* WORK REQUIRED:
Pick out every line with the word "because" and copy it.

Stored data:
......
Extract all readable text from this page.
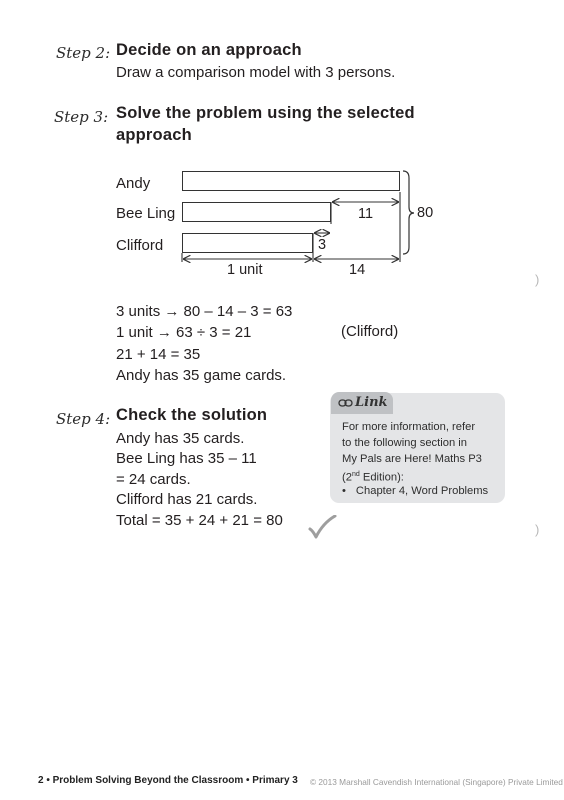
Step 2: Decide on an approach
Draw a comparison model with 3 persons.
Step 3: Solve the problem using the selected
approach
Andy
Bee Ling
Clifford
11
3
80
1 unit	14
3 units → 80 – 14 – 3 = 63
1 unit → 63 ÷ 3 = 21	(Clifford)
21 + 14 = 35
Andy has 35 game cards.
Step 4: Check the solution
Andy has 35 cards.
Bee Ling has 35 – 11
= 24 cards.
Clifford has 21 cards.
Total = 35 + 24 + 21 = 80
Link
For more information, refer
to the following section in
My Pals are Here! Maths P3
(2nd Edition):
• Chapter 4, Word Problems
)
)
2 • Problem Solving Beyond the Classroom • Primary 3 © 2013 Marshall Cavendish International (Singapore) Private Limited
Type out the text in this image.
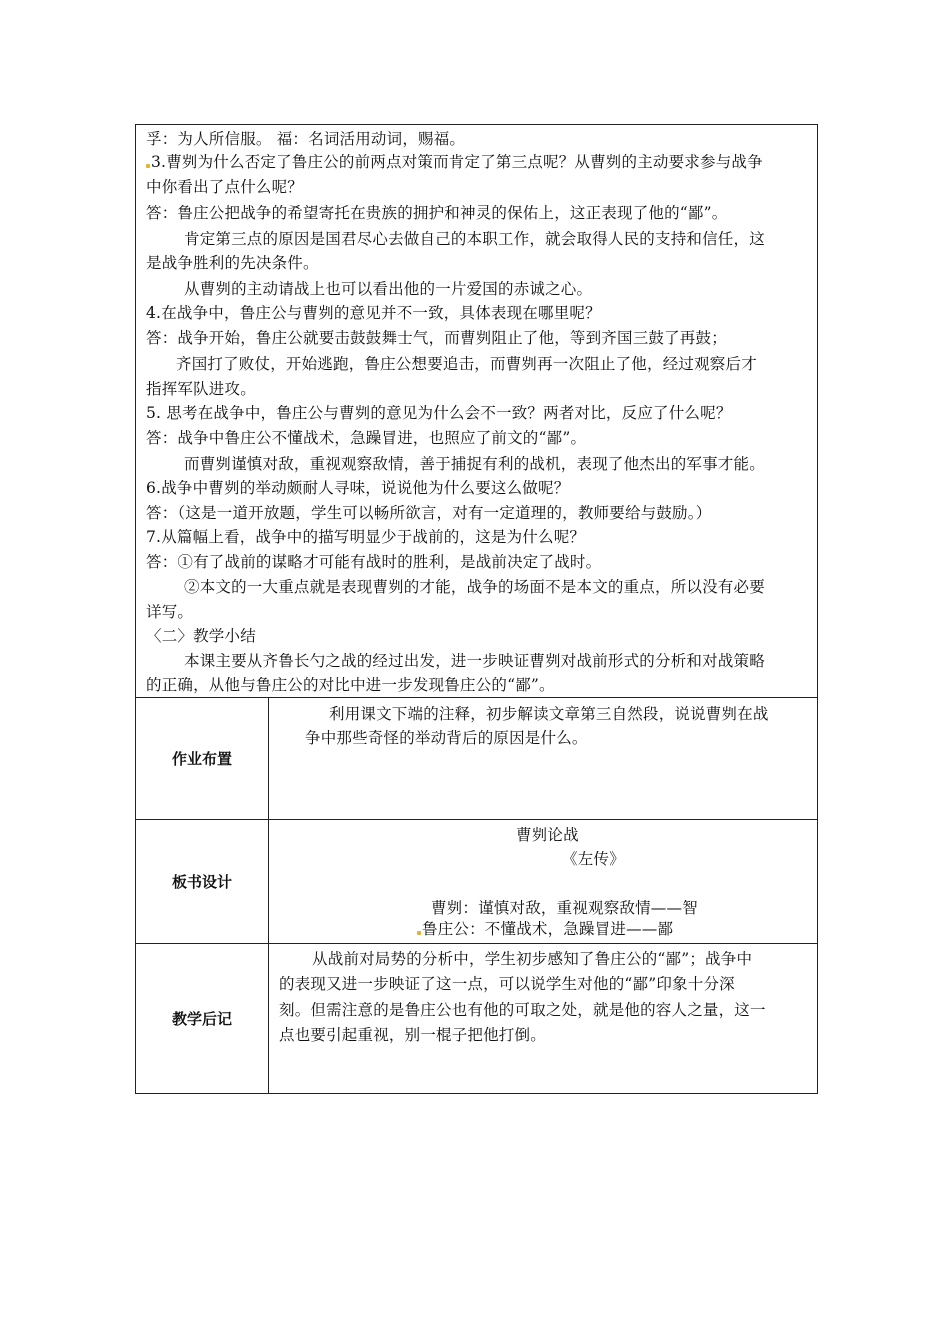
孚：为人所信服。 福：名词活用动词，赐福。
3.曹刿为什么否定了鲁庄公的前两点对策而肯定了第三点呢？从曹刿的主动要求参与战争
中你看出了点什么呢？
答：鲁庄公把战争的希望寄托在贵族的拥护和神灵的保佑上，这正表现了他的“鄙”。
肯定第三点的原因是国君尽心去做自己的本职工作，就会取得人民的支持和信任，这
是战争胜利的先决条件。
从曹刿的主动请战上也可以看出他的一片爱国的赤诚之心。
4.在战争中，鲁庄公与曹刿的意见并不一致，具体表现在哪里呢？
答：战争开始，鲁庄公就要击鼓鼓舞士气，而曹刿阻止了他，等到齐国三鼓了再鼓；
齐国打了败仗，开始逃跑，鲁庄公想要追击，而曹刿再一次阻止了他，经过观察后才
指挥军队进攻。
5. 思考在战争中，鲁庄公与曹刿的意见为什么会不一致？两者对比，反应了什么呢？
答：战争中鲁庄公不懂战术，急躁冒进，也照应了前文的“鄙”。
而曹刿谨慎对敌，重视观察敌情，善于捕捉有利的战机，表现了他杰出的军事才能。
6.战争中曹刿的举动颇耐人寻味，说说他为什么要这么做呢？
答：（这是一道开放题，学生可以畅所欲言，对有一定道理的，教师要给与鼓励。）
7.从篇幅上看，战争中的描写明显少于战前的，这是为什么呢？
答：①有了战前的谋略才可能有战时的胜利，是战前决定了战时。
②本文的一大重点就是表现曹刿的才能，战争的场面不是本文的重点，所以没有必要
详写。
〈二〉教学小结
本课主要从齐鲁长勺之战的经过出发，进一步映证曹刿对战前形式的分析和对战策略
的正确，从他与鲁庄公的对比中进一步发现鲁庄公的“鄙”。
作业布置
利用课文下端的注释，初步解读文章第三自然段，说说曹刿在战
争中那些奇怪的举动背后的原因是什么。
板书设计
曹刿论战
《左传》
曹刿：谨慎对敌，重视观察敌情——智
鲁庄公：不懂战术，急躁冒进——鄙
教学后记
从战前对局势的分析中，学生初步感知了鲁庄公的“鄙”；战争中
的表现又进一步映证了这一点，可以说学生对他的“鄙”印象十分深
刻。但需注意的是鲁庄公也有他的可取之处，就是他的容人之量，这一
点也要引起重视，别一棍子把他打倒。
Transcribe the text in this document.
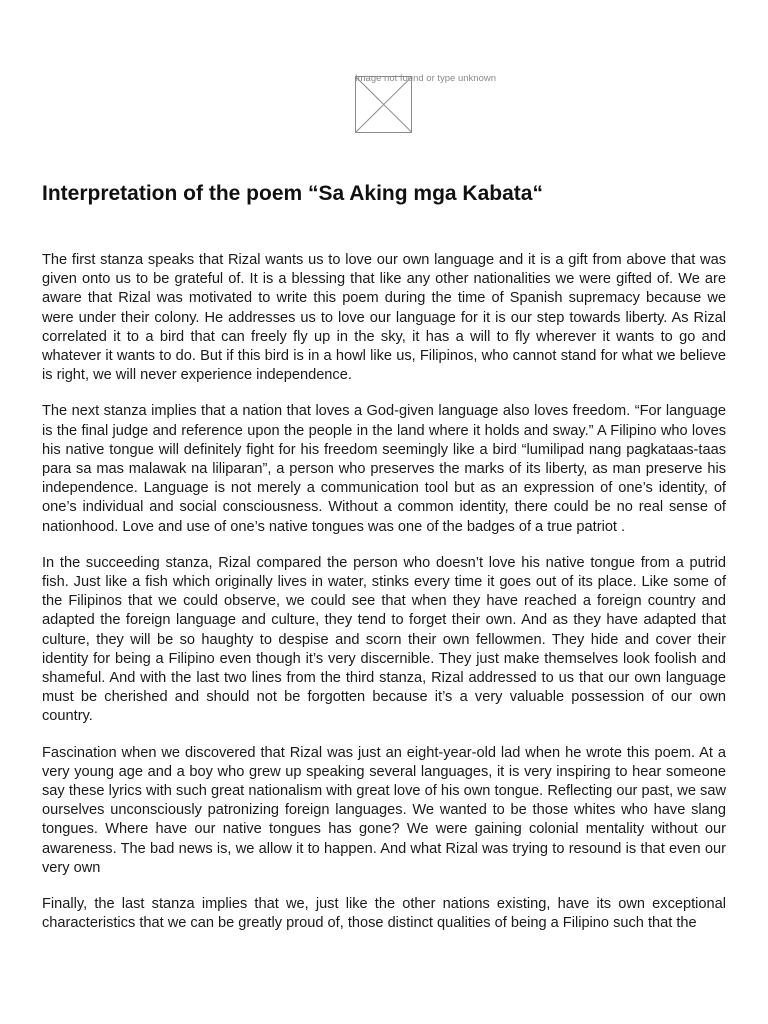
Image not found or type unknown
Interpretation of the poem “Sa Aking mga Kabata“

The first stanza speaks that Rizal wants us to love our own language and it is a gift from above that was given onto us to be grateful of. It is a blessing that like any other nationalities we were gifted of. We are aware that Rizal was motivated to write this poem during the time of Spanish supremacy because we were under their colony. He addresses us to love our language for it is our step towards liberty. As Rizal correlated it to a bird that can freely fly up in the sky, it has a will to fly wherever it wants to go and whatever it wants to do. But if this bird is in a howl like us, Filipinos, who cannot stand for what we believe is right, we will never experience independence.

The next stanza implies that a nation that loves a God-given language also loves freedom. “For language is the final judge and reference upon the people in the land where it holds and sway.” A Filipino who loves his native tongue will definitely fight for his freedom seemingly like a bird “lumilipad nang pagkataas-taas para sa mas malawak na liliparan”, a person who preserves the marks of its liberty, as man preserve his independence. Language is not merely a communication tool but as an expression of one’s identity, of one’s individual and social consciousness. Without a common identity, there could be no real sense of nationhood. Love and use of one’s native tongues was one of the badges of a true patriot .

In the succeeding stanza, Rizal compared the person who doesn’t love his native tongue from a putrid fish. Just like a fish which originally lives in water, stinks every time it goes out of its place. Like some of the Filipinos that we could observe, we could see that when they have reached a foreign country and adapted the foreign language and culture, they tend to forget their own. And as they have adapted that culture, they will be so haughty to despise and scorn their own fellowmen. They hide and cover their identity for being a Filipino even though it’s very discernible. They just make themselves look foolish and shameful. And with the last two lines from the third stanza, Rizal addressed to us that our own language must be cherished and should not be forgotten because it’s a very valuable possession of our own country.

Fascination when we discovered that Rizal was just an eight-year-old lad when he wrote this poem. At a very young age and a boy who grew up speaking several languages, it is very inspiring to hear someone say these lyrics with such great nationalism with great love of his own tongue. Reflecting our past, we saw ourselves unconsciously patronizing foreign languages. We wanted to be those whites who have slang tongues. Where have our native tongues has gone? We were gaining colonial mentality without our awareness. The bad news is, we allow it to happen. And what Rizal was trying to resound is that even our very own

Finally, the last stanza implies that we, just like the other nations existing, have its own exceptional characteristics that we can be greatly proud of, those distinct qualities of being a Filipino such that the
......
* SOLUTION FOR THIS EXERCISE:
The first stanza speaks that Rizal wants us to love our own language and it is a gift from above that was given onto us to be grateful of. It is a blessing that like any other nationalities we were gifted of. We are aware that Rizal was motivated to write this poem during the time of Spanish supremacy because we were under their colony. He addresses us to love our language for it is our step towards liberty. As Rizal correlated it to a bird that can freely fly up in the sky, it has a will to fly wherever it wants to go and whatever it wants to do. But if this bird is in a howl like us, Filipinos, who cannot stand for what we believe is right, we will never experience independence.
In the succeeding stanza, Rizal compared the person who doesn’t love his native tongue from a putrid fish. Just like a fish which originally lives in water, stinks every time it goes out of its place. Like some of the Filipinos that we could observe, we could see that when they have reached a foreign country and adapted the foreign language and culture, they tend to forget their own. And as they have adapted that culture, they will be so haughty to despise and scorn their own fellowmen. They hide and cover their identity for being a Filipino even though it’s very discernible. They just make themselves look foolish and shameful. And with the last two lines from the third stanza, Rizal addressed to us that our own language must be cherished and should not be forgotten because it’s a very valuable possession of our own country.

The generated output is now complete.